Items listed in a dataset
· · ·

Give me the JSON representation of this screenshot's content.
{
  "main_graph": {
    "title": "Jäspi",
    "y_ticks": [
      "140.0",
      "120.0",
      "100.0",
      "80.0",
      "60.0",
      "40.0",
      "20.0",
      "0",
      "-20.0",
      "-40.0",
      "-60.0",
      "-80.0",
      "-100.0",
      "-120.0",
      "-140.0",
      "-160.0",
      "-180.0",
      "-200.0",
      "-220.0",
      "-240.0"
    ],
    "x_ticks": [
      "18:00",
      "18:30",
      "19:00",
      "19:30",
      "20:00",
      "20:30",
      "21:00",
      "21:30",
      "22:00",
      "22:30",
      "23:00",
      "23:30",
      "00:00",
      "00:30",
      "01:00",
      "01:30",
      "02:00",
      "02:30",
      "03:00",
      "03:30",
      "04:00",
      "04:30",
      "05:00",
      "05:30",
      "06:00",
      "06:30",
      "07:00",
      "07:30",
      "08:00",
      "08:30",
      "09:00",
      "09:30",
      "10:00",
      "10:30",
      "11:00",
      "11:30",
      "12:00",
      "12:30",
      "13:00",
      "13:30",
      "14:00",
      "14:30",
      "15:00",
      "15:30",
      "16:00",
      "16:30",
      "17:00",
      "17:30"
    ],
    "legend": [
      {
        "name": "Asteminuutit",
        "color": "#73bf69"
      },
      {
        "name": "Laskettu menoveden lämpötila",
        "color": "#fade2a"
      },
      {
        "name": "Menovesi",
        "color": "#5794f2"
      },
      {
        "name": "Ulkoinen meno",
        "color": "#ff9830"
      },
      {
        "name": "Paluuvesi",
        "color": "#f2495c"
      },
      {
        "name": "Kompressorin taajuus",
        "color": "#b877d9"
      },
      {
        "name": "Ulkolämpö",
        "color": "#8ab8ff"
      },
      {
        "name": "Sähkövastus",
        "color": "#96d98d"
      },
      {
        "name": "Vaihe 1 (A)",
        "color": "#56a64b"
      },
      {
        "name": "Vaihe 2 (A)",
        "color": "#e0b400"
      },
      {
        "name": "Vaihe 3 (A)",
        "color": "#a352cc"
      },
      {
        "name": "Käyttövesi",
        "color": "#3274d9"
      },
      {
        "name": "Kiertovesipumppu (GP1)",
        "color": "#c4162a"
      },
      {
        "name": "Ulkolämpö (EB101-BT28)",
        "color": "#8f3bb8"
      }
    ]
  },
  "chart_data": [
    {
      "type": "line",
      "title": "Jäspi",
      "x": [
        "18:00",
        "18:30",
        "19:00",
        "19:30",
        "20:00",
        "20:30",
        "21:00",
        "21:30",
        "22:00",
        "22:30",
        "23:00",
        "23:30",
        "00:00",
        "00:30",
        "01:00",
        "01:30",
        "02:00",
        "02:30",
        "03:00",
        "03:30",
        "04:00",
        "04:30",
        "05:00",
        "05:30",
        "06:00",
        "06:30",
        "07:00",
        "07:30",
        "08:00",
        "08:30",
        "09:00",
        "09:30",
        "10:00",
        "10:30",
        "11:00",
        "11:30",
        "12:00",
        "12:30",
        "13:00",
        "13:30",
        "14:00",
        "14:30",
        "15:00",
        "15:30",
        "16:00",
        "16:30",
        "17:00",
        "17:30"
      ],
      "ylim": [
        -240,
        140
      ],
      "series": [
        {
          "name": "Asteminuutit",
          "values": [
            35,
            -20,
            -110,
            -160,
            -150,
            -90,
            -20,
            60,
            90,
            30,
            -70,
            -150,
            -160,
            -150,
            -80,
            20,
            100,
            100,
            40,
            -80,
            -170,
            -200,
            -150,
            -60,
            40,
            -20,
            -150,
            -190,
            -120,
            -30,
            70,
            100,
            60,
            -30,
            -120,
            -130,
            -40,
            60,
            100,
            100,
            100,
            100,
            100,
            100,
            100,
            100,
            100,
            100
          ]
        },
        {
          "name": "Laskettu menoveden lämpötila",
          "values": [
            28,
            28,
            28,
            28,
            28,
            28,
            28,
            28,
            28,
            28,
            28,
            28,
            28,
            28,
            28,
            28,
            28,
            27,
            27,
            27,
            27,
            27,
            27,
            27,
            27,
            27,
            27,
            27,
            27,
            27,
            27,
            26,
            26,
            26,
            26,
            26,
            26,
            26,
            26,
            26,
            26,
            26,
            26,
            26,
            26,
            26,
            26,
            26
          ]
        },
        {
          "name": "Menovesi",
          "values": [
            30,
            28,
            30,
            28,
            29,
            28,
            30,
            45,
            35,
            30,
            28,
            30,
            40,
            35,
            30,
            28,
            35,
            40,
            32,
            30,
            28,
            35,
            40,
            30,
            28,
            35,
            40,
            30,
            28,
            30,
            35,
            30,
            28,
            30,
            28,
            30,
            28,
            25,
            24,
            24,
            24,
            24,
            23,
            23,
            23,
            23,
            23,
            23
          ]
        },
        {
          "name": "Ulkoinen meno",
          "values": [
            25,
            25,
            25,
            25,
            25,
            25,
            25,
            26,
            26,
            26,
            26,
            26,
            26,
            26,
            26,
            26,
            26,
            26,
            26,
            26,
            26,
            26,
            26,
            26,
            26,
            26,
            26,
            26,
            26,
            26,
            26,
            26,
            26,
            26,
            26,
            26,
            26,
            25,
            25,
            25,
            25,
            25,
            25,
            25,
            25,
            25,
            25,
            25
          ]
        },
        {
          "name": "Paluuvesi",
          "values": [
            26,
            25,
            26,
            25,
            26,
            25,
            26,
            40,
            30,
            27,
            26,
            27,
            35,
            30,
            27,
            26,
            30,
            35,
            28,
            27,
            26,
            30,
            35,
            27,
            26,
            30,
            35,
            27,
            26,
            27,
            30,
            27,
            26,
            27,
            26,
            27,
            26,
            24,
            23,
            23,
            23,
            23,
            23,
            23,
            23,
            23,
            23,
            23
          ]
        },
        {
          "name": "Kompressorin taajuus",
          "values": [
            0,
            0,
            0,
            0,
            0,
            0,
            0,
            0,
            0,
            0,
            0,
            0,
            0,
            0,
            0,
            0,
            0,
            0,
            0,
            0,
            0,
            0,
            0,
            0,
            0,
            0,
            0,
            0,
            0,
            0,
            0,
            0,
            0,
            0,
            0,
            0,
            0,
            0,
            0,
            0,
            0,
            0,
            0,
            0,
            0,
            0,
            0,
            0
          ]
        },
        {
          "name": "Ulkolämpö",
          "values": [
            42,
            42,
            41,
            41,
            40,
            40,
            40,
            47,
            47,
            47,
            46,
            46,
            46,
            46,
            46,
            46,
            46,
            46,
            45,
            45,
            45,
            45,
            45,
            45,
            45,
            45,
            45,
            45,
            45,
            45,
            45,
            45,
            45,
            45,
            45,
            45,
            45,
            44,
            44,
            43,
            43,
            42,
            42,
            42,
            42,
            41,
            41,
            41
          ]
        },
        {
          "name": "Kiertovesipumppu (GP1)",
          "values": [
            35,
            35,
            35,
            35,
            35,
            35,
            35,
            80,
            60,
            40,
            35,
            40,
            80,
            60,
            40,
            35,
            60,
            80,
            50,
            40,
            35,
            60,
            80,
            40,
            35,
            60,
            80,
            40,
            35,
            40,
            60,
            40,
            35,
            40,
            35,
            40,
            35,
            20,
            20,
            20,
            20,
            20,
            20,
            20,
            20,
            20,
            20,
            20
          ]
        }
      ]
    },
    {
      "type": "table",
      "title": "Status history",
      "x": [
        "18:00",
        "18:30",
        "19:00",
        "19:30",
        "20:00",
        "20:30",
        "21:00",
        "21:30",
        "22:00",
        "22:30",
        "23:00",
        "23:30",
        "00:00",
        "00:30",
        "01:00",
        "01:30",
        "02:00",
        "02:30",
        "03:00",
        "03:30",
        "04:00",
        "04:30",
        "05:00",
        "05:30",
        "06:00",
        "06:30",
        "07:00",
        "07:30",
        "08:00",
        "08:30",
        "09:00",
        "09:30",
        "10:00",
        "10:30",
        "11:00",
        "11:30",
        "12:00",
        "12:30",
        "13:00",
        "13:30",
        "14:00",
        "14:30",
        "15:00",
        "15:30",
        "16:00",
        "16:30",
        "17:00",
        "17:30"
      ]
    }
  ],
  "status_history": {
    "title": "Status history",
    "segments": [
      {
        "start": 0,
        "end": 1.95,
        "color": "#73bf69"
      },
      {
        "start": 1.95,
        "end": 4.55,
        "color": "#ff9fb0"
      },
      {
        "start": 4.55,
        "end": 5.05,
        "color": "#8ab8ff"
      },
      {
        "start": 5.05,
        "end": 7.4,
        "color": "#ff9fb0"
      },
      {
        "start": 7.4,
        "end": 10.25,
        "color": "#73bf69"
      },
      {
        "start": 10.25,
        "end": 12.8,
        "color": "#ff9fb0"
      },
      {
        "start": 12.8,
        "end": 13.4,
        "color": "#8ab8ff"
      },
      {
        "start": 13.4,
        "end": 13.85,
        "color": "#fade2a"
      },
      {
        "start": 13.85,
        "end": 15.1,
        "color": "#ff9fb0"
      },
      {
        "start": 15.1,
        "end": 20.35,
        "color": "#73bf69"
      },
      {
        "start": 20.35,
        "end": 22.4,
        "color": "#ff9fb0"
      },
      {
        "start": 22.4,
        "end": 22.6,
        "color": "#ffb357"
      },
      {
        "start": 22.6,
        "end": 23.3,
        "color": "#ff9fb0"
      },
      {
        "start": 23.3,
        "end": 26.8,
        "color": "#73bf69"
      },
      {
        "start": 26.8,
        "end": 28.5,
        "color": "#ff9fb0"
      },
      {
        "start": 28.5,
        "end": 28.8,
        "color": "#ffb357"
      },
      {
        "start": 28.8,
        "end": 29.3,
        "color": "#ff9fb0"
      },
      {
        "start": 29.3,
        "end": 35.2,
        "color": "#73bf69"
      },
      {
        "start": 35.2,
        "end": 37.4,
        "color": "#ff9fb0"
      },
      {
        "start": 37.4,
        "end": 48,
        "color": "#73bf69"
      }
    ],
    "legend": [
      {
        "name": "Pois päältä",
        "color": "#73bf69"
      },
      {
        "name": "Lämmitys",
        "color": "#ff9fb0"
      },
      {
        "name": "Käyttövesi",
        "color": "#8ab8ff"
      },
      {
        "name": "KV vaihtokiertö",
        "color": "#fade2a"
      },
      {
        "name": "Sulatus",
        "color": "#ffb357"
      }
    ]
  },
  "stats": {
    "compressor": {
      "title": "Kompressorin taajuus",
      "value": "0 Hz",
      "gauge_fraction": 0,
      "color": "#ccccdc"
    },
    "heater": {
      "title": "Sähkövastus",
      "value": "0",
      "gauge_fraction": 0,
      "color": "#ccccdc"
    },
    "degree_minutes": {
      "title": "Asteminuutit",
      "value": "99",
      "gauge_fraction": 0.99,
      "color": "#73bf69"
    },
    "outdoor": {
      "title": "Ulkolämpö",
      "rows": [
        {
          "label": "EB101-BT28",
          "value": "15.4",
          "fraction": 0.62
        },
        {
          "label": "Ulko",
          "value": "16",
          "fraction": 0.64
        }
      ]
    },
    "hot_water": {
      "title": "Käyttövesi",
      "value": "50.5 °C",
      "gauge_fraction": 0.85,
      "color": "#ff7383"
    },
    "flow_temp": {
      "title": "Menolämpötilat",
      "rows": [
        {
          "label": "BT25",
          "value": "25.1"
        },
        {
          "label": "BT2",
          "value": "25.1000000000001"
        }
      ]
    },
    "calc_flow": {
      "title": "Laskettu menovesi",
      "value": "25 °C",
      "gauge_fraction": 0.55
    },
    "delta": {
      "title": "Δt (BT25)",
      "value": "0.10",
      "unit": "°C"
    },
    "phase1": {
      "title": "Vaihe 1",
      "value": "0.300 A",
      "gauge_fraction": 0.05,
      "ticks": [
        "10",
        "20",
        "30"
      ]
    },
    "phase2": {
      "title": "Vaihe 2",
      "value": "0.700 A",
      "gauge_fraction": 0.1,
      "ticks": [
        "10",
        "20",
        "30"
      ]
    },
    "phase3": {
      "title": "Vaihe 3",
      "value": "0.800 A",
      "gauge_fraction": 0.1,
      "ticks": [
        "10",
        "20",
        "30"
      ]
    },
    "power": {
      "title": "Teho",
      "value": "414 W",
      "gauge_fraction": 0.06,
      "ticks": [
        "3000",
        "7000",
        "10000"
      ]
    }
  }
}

· · ·

| What the task asks |
How many lines in these entries contain the string "Ulkoinen"? State the number and nothing more.

| In response |
2